▶ _INSTRUCTIONS FOR THE TASK_: Transcribe everything in the data word for word. Pictures are left out.
+===+
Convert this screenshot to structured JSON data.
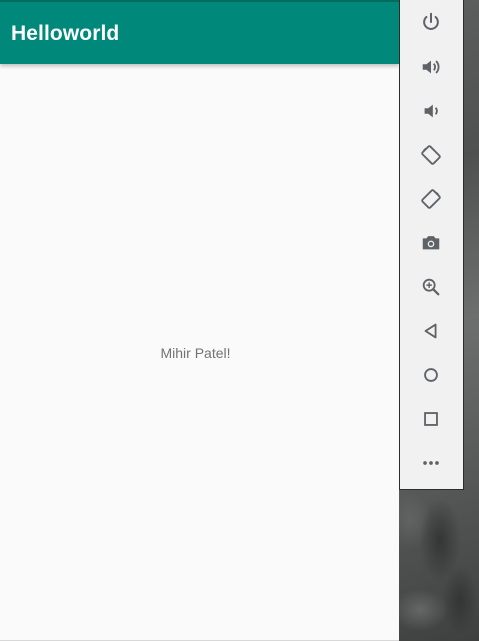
{
  "app": {
    "title": "Helloworld",
    "accent_color": "#00897b"
  },
  "content": {
    "text": "Mihir Patel!"
  },
  "toolbar": {
    "icons": [
      "power-icon",
      "volume-up-icon",
      "volume-down-icon",
      "rotate-left-icon",
      "rotate-right-icon",
      "camera-icon",
      "zoom-icon",
      "back-icon",
      "home-icon",
      "overview-icon",
      "more-icon"
    ]
  }
}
+===+
▶ _FULL OUTPUT_:
Convert this screenshot to structured JSON data.
{
  "app": {
    "title": "Helloworld",
    "accent_color": "#00897b"
  },
  "content": {
    "text": "Mihir Patel!"
  },
  "toolbar": {
    "icons": [
      "power-icon",
      "volume-up-icon",
      "volume-down-icon",
      "rotate-left-icon",
      "rotate-right-icon",
      "camera-icon",
      "zoom-icon",
      "back-icon",
      "home-icon",
      "overview-icon",
      "more-icon"
    ]
  }
}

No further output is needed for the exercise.